Set exercise a> Output the lines of the records from the line with "candle-body [99, 355, 106, 379]" up to and including the line with "candle-body [465, 338, 472, 345]", reproducing each one unchanged.

Text to read>
****************************************
NAND Flash Memory Analysis and Decoding - Unveiling ECC Scattering in Unknown Devices

Exploring NAND Memories

When in possession of a device whose internals one wishes to understand, accessing the content of the flash memory is not always straightforward. Due to the nature of NAND memories, an error correction algorithm is applied to all content, which can cause unintentional obfuscation of the content. Some manufacturers of processors that directly control NAND-type memories or developers of “protected” software choose to customize the way these algorithms function.

In this article, we will explore the basic structure of flash memory, why error correction exists, and how to identify the scattering of the error correction algorithm used.

Flash Memories

Flash memories have emerged as the backbone of digital storage in the contemporary era. Found in devices as varied as SSDs, USB drives, and SD cards, these memories bring an irresistible combination of speed, durability, and the ability to retain data even in the absence of power.

Historically, before the rise of flash memories, the main storage devices were based on magnetic media, such as hard disks and floppy disks, or on EPROMs (Erasable Programmable Read-Only Memory). While magnetic media had moving parts and were more prone to physical failures, EPROMs required a specific erasure process, making the rewriting of data a slower and less efficient process.

Within the category of flash memories, we find different variations, with NOR and NAND versions being the most predominant. In this article, we will focus on NAND flash memories, recognized for their high storage density and widely used in everyday storage devices, ensuring speed and reliability in reading and writing data.

Anatomy of a NAND Cell

Flash Memory Cell Detailed diagram of a NAND cell

At the heart of flash memory technology lies the intricate architecture of a NAND cell. The illustration above outlines the fundamental components of the cell: the Control Gate, the Floating Gate, insulating oxide layers, along with N-Type Source and N-Type Drain terminals, all built on a P-type substrate. Bits are stored in the flash memory by retaining electrons in the Floating Gate.
****************************************
Records shown>
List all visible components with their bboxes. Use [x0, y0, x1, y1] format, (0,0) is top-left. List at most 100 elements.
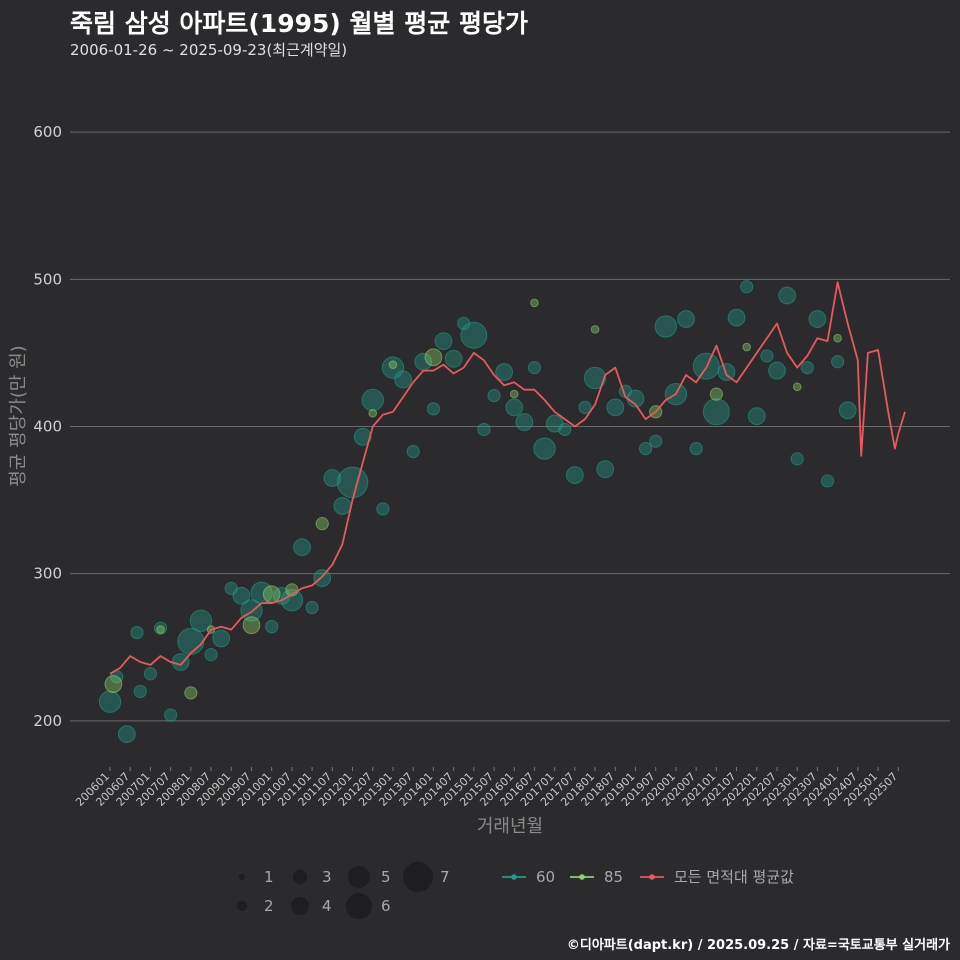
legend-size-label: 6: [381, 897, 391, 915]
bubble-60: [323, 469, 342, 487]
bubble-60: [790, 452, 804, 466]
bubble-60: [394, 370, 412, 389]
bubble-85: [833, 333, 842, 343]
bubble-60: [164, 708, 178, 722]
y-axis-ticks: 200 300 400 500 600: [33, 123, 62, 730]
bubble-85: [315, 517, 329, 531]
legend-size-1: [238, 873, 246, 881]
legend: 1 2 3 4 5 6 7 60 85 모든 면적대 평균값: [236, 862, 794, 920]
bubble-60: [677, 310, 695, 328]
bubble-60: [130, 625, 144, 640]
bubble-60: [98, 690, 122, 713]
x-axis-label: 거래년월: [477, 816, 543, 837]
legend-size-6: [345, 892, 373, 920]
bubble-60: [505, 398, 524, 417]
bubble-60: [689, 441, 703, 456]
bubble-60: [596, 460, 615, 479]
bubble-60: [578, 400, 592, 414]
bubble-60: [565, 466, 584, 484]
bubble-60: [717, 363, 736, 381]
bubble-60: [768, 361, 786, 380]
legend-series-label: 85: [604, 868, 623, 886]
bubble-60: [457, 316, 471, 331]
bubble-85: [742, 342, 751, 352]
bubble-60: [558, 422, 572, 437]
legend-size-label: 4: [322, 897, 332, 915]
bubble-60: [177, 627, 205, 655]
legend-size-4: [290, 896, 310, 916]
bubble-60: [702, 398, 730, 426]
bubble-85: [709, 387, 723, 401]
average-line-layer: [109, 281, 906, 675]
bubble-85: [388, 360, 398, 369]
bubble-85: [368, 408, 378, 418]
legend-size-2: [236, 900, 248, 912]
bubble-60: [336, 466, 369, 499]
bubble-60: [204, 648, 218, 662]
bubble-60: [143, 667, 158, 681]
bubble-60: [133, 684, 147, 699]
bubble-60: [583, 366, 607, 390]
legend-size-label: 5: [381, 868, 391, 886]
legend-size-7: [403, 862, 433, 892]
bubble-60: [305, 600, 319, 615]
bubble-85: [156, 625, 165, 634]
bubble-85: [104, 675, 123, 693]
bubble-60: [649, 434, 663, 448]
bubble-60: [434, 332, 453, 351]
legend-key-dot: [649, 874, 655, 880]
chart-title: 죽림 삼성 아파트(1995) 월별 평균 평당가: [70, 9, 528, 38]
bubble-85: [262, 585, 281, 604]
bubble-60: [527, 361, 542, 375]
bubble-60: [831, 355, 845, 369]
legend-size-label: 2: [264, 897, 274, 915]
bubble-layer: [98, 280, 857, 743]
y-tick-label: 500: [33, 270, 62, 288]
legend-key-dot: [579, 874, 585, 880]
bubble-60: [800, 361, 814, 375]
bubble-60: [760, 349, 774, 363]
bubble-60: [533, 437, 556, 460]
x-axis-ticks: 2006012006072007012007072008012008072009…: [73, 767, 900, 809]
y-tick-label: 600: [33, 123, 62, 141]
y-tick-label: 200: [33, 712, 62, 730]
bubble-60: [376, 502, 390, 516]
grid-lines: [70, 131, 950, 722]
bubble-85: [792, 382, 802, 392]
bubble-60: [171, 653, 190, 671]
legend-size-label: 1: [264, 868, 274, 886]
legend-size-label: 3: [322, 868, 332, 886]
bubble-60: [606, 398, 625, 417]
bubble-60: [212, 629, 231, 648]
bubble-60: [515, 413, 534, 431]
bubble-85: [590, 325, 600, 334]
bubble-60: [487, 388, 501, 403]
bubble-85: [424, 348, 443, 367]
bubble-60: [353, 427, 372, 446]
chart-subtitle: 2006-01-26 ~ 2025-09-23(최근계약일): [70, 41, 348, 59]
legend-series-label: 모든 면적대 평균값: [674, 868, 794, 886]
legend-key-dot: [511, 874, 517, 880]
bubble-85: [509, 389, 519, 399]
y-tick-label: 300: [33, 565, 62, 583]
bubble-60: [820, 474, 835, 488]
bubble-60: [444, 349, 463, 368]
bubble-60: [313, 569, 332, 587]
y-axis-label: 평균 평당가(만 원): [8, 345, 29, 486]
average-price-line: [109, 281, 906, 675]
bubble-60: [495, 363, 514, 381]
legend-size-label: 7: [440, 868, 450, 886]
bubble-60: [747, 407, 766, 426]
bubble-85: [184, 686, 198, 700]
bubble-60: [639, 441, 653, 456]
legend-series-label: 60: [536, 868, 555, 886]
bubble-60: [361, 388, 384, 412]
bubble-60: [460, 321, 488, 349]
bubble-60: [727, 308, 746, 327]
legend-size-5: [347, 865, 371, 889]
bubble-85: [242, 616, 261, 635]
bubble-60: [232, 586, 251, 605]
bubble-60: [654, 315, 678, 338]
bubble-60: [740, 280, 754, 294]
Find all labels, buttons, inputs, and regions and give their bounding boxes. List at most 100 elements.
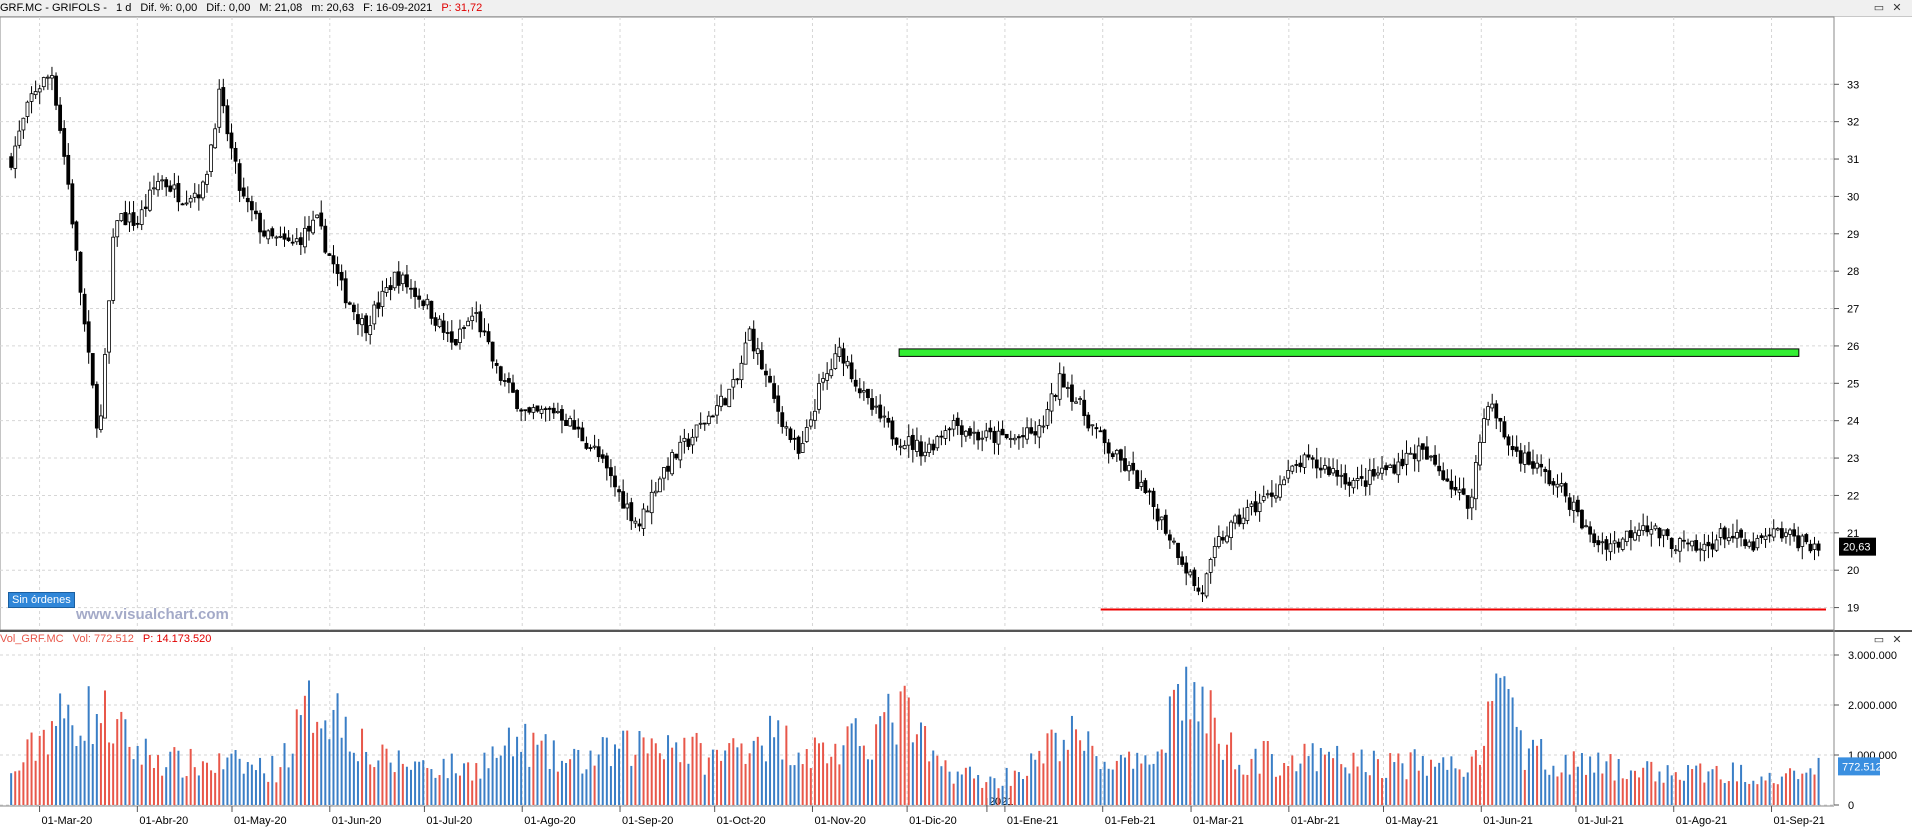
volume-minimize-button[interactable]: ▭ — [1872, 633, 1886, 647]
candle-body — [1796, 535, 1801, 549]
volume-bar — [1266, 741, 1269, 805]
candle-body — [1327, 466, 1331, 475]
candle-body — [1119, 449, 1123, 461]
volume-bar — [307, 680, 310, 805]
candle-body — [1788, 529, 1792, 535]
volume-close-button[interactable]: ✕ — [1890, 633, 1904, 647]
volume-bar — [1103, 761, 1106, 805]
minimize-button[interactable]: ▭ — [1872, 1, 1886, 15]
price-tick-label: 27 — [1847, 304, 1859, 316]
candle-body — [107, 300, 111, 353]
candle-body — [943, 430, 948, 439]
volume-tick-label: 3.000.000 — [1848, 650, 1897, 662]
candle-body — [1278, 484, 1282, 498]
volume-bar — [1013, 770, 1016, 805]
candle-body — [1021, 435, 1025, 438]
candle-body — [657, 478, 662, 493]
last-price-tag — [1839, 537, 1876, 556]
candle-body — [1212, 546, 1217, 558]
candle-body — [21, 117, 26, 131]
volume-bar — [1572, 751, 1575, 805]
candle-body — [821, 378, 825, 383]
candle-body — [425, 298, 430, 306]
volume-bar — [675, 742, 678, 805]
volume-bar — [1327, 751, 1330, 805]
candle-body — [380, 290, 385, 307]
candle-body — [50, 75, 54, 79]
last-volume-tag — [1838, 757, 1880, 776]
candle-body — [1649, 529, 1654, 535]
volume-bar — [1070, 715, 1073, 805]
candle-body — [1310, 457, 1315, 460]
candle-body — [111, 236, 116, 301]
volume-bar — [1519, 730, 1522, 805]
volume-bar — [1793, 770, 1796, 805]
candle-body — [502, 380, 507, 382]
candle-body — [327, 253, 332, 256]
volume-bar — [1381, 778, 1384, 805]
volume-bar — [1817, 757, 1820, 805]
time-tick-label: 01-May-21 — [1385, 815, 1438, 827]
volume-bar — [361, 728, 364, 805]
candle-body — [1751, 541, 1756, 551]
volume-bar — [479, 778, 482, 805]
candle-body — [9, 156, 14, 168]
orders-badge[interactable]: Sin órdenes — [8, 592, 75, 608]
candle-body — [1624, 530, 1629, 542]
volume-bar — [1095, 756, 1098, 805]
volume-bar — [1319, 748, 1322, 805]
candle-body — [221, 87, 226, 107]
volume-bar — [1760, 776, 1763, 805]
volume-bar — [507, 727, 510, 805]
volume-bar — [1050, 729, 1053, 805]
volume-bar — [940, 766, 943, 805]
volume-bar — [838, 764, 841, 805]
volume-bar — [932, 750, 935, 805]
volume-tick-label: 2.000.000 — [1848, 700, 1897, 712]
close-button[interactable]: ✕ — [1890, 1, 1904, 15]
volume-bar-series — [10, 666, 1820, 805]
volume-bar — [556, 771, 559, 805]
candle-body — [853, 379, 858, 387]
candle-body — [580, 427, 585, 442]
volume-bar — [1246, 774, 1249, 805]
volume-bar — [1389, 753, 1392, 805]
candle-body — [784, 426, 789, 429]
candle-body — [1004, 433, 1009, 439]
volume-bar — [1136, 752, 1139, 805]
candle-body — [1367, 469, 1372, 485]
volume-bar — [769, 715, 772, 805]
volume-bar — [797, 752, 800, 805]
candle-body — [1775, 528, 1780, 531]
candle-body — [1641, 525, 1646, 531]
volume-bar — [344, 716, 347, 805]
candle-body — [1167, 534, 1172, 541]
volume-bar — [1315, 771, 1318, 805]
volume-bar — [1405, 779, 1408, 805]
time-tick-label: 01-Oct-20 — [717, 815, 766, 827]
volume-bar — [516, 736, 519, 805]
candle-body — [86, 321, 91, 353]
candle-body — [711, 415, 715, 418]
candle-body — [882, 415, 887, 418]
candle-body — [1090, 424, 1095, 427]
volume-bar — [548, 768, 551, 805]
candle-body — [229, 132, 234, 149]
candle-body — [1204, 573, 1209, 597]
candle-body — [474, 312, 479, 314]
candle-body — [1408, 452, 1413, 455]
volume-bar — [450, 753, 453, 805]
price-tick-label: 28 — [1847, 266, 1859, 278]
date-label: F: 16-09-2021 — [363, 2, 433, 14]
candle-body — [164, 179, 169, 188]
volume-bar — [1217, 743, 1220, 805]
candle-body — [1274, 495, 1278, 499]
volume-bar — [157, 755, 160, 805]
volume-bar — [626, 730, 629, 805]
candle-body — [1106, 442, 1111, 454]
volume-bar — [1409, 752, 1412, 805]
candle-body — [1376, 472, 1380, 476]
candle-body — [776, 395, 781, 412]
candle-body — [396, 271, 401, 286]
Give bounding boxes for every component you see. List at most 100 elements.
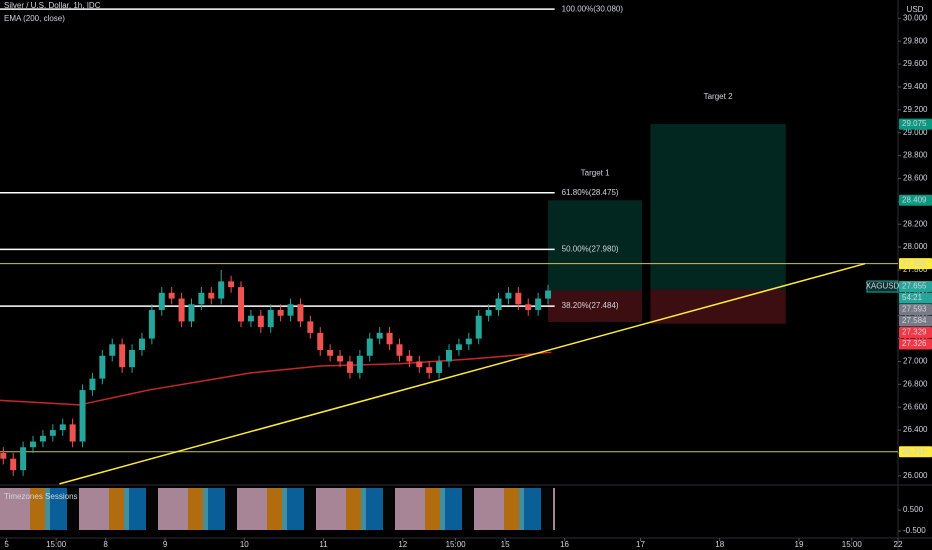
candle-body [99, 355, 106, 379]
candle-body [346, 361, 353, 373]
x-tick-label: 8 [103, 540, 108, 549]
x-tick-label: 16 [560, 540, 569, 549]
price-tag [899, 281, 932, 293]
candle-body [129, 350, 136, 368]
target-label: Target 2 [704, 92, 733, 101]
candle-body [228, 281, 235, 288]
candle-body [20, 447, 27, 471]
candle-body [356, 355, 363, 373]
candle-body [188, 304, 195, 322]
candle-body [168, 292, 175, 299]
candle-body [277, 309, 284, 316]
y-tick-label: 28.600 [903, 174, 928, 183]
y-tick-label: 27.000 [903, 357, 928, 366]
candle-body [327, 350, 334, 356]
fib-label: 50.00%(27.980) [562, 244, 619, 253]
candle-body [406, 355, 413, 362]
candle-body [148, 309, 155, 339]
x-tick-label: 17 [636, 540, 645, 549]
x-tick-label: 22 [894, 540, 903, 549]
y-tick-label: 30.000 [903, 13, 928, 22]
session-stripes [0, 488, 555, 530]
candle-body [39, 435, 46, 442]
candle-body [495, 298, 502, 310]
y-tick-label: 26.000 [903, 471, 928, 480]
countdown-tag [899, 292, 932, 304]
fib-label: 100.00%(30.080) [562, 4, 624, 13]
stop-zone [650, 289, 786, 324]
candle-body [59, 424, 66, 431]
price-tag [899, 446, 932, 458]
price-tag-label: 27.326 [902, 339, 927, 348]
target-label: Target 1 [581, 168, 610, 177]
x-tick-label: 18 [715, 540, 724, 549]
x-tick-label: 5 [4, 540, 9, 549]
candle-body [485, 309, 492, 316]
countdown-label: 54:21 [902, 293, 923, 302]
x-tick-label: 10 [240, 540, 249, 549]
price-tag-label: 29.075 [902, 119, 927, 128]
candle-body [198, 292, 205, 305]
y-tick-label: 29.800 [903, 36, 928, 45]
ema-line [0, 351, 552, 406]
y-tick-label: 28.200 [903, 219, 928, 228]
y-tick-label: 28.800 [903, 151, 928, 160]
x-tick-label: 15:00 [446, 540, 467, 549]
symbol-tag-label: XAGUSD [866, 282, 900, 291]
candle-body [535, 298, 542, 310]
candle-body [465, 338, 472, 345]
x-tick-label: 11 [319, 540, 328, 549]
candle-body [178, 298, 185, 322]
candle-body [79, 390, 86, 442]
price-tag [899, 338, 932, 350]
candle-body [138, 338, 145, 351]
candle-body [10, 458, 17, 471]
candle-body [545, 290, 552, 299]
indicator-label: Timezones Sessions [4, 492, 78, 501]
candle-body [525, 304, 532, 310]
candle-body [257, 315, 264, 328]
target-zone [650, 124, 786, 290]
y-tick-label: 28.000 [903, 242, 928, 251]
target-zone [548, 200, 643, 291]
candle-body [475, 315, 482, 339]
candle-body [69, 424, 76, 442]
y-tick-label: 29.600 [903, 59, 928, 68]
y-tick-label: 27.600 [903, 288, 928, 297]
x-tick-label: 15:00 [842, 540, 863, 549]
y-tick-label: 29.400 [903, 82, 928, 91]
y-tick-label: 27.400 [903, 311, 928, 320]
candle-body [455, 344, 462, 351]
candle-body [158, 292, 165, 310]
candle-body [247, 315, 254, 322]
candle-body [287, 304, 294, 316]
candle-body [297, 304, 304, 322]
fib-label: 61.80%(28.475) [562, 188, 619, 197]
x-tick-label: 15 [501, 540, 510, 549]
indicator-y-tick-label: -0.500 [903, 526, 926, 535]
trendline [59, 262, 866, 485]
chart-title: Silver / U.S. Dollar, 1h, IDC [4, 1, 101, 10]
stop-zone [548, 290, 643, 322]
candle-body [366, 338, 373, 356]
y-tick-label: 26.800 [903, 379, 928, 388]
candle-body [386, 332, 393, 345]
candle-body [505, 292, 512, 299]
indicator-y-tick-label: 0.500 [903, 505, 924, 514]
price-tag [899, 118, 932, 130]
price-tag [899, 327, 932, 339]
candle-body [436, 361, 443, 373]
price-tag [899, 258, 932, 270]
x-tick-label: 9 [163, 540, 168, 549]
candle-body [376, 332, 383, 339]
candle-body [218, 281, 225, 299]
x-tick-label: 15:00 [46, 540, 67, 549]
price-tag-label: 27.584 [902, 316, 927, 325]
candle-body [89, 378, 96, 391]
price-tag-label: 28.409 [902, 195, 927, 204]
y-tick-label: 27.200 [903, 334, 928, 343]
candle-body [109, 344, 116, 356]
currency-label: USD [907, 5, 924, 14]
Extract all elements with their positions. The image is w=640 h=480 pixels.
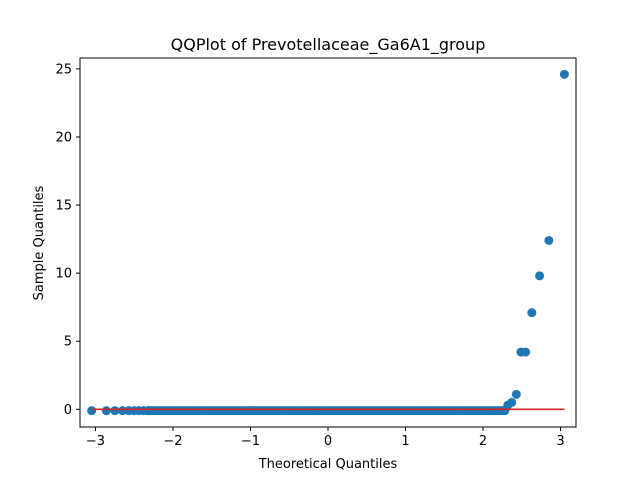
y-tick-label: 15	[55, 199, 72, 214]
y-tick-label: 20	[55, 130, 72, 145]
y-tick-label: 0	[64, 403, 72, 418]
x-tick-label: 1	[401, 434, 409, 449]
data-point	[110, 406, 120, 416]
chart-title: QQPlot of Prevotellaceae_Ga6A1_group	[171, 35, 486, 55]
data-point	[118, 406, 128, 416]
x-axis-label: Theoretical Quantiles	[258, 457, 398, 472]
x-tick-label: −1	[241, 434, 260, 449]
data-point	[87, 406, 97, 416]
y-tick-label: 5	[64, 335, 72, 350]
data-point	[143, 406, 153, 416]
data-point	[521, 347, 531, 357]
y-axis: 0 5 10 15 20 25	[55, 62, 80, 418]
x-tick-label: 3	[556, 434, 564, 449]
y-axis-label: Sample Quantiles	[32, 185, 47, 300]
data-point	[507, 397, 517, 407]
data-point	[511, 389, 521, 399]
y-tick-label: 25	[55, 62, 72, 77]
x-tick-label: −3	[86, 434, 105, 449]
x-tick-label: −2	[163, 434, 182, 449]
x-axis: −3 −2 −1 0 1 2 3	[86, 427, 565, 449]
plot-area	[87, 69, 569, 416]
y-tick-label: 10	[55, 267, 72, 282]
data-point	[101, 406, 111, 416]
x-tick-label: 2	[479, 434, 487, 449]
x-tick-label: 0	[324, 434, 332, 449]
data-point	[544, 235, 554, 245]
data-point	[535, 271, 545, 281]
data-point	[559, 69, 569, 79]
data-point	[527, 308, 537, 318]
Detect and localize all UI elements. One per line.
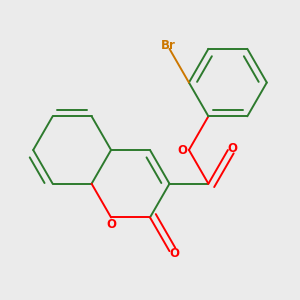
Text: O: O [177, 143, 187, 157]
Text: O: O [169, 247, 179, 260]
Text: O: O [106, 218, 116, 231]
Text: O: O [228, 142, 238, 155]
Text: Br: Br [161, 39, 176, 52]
****************************************
Set exercise b> Switch "Floating Gate" to "Charge Trap Layer" in the NAND flash text and give the passage from "Anatomy of a" up to and including "the Floating Gate." again with that change.

Task output a>
candle-body [99, 355, 106, 379]
candle-body [346, 361, 353, 373]
x-tick-label: 8 [103, 540, 108, 549]
x-tick-label: 16 [560, 540, 569, 549]
price-tag [899, 281, 932, 293]
candle-body [129, 350, 136, 368]
target-label: Target 2 [704, 92, 733, 101]
candle-body [228, 281, 235, 288]
candle-body [20, 447, 27, 471]
candle-body [356, 355, 363, 373]
candle-body [188, 304, 195, 322]
candle-body [168, 292, 175, 299]
candle-body [277, 309, 284, 316]
y-tick-label: 28.600 [903, 174, 928, 183]
y-tick-label: 27.000 [903, 357, 928, 366]
candle-body [327, 350, 334, 356]
fib-label: 50.00%(27.980) [562, 244, 619, 253]
candle-body [406, 355, 413, 362]
candle-body [148, 309, 155, 339]
x-tick-label: 17 [636, 540, 645, 549]
x-tick-label: 22 [894, 540, 903, 549]
y-tick-label: 30.000 [903, 13, 928, 22]
session-stripes [0, 488, 555, 530]
candle-body [39, 435, 46, 442]
candle-body [495, 298, 502, 310]
y-tick-label: 26.000 [903, 471, 928, 480]
countdown-tag [899, 292, 932, 304]
fib-label: 100.00%(30.080) [562, 4, 624, 13]
stop-zone [650, 289, 786, 324]
candle-body [59, 424, 66, 431]
price-tag [899, 446, 932, 458]
price-tag-label: 27.326 [902, 339, 927, 348]
target-label: Target 1 [581, 168, 610, 177]
x-tick-label: 18 [715, 540, 724, 549]
x-tick-label: 5 [4, 540, 9, 549]
candle-body [485, 309, 492, 316]
countdown-label: 54:21 [902, 293, 923, 302]
x-tick-label: 10 [240, 540, 249, 549]
price-tag-label: 29.075 [902, 119, 927, 128]
candle-body [198, 292, 205, 305]
y-tick-label: 29.800 [903, 36, 928, 45]
ema-line [0, 351, 552, 406]
y-tick-label: 28.200 [903, 219, 928, 228]
y-tick-label: 28.800 [903, 151, 928, 160]
x-tick-label: 15:00 [446, 540, 467, 549]
symbol-tag-label: XAGUSD [866, 282, 900, 291]
candle-body [535, 298, 542, 310]
candle-body [465, 338, 472, 345]

Task output b>
Anatomy of a NAND Cell

Flash Memory Cell Detailed diagram of a NAND cell

At the heart of flash memory technology lies the intricate architecture of a NAND cell. The illustration above outlines the fundamental components of the cell: the Control Gate, the Charge Trap Layer, insulating oxide layers, along with N-Type Source and N-Type Drain terminals, all built on a P-type substrate. Bits are stored in the flash memory by retaining electrons in the Charge Trap Layer.